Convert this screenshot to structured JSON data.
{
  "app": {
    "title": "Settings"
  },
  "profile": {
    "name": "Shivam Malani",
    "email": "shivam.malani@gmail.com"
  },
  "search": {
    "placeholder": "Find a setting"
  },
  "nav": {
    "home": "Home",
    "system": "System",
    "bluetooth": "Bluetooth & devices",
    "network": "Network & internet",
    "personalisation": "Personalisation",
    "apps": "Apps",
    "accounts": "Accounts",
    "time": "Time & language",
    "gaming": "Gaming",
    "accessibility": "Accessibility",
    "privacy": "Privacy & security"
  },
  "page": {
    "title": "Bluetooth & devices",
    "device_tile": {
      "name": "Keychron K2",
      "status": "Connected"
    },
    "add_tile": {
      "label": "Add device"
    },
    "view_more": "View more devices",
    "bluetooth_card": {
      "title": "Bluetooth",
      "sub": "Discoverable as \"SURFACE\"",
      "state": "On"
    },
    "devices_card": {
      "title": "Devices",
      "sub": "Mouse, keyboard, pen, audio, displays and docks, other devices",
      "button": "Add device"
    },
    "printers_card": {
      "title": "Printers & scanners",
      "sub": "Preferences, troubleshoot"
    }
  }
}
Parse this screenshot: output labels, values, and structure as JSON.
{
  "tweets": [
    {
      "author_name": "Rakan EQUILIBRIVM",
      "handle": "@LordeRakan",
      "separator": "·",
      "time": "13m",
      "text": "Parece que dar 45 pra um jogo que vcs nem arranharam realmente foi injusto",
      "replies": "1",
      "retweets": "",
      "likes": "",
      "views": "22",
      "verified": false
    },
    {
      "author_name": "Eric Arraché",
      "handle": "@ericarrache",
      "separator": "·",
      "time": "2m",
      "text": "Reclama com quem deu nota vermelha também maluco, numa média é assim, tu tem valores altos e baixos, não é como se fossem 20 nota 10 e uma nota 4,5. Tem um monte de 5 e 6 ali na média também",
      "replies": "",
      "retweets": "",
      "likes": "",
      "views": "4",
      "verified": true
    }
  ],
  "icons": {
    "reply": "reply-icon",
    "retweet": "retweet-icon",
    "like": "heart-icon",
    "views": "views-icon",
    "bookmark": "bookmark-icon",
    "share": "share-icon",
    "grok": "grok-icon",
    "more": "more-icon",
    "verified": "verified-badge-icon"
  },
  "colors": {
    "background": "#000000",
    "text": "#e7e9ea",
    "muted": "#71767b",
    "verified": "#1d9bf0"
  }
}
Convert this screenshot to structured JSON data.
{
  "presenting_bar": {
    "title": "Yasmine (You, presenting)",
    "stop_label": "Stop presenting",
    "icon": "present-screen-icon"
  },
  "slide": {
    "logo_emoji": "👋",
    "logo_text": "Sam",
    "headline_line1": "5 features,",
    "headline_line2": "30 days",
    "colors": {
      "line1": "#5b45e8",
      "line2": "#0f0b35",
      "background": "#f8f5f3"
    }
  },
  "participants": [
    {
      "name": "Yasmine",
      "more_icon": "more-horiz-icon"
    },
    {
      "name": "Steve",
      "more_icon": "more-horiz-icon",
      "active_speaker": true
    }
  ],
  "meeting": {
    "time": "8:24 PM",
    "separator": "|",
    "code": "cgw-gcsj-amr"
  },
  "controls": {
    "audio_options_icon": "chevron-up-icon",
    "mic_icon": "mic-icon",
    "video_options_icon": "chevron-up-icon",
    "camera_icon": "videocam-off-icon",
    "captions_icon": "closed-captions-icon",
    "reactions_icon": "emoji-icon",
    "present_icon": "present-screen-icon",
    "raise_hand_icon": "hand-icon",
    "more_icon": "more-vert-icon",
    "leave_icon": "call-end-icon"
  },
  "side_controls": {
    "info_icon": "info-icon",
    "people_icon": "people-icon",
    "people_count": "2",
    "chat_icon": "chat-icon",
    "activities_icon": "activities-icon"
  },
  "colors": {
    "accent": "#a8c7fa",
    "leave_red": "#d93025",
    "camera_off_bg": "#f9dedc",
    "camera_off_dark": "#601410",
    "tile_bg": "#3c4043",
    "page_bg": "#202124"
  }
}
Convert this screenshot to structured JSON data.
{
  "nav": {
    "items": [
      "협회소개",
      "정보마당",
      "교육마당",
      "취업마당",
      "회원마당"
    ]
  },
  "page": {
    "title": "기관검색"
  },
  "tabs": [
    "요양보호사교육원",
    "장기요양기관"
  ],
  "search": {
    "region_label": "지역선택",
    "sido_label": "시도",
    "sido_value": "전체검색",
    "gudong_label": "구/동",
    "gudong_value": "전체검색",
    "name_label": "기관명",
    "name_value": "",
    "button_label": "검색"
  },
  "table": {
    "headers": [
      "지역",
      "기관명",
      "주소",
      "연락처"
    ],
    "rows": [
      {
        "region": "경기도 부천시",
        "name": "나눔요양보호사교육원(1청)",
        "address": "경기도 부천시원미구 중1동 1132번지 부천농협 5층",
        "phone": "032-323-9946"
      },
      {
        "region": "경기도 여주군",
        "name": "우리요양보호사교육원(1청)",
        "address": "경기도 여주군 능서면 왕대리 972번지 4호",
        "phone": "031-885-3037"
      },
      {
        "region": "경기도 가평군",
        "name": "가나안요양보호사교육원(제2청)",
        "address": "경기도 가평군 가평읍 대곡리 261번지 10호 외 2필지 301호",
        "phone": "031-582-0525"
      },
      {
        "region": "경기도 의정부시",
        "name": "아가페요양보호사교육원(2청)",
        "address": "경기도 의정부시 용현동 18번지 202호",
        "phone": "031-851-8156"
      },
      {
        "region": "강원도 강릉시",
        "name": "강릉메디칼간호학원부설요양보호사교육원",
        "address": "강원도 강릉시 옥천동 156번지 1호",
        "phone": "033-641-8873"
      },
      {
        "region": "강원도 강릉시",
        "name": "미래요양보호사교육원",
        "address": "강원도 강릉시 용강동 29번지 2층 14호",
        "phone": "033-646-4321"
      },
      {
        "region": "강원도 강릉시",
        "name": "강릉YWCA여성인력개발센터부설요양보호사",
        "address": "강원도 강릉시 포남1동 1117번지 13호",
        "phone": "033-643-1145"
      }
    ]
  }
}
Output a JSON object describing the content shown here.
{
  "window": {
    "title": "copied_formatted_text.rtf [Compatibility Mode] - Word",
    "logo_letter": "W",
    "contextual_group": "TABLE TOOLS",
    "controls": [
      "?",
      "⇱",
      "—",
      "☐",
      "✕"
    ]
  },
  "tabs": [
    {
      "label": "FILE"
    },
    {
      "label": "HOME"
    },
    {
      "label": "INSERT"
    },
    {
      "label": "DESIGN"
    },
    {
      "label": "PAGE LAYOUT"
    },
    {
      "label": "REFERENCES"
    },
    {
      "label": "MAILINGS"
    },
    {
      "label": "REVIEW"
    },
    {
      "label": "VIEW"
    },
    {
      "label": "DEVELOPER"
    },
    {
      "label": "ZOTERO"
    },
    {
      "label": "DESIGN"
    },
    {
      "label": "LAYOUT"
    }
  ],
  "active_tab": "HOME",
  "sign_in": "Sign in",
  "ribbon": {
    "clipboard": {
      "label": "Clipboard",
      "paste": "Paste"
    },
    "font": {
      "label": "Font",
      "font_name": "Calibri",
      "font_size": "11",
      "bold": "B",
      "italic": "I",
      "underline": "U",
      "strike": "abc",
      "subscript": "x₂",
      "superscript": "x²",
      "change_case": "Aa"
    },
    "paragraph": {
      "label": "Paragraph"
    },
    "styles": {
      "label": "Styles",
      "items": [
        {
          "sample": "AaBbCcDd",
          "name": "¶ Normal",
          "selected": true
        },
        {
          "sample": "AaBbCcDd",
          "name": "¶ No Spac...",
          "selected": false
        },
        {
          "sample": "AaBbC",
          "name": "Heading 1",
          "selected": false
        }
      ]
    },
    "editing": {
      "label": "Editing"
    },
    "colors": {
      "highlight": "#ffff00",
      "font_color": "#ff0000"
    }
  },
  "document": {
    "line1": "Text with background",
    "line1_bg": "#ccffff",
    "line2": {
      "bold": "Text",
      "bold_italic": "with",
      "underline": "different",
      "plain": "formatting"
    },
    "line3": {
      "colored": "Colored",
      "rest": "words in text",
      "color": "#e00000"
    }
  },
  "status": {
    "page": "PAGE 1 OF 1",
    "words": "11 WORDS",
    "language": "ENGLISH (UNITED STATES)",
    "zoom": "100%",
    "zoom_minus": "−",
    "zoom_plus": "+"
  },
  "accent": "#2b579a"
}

####

** Brief **
Count the lines in the entries that hold the word "horiz", and give nothing but the total.

** The answer **
2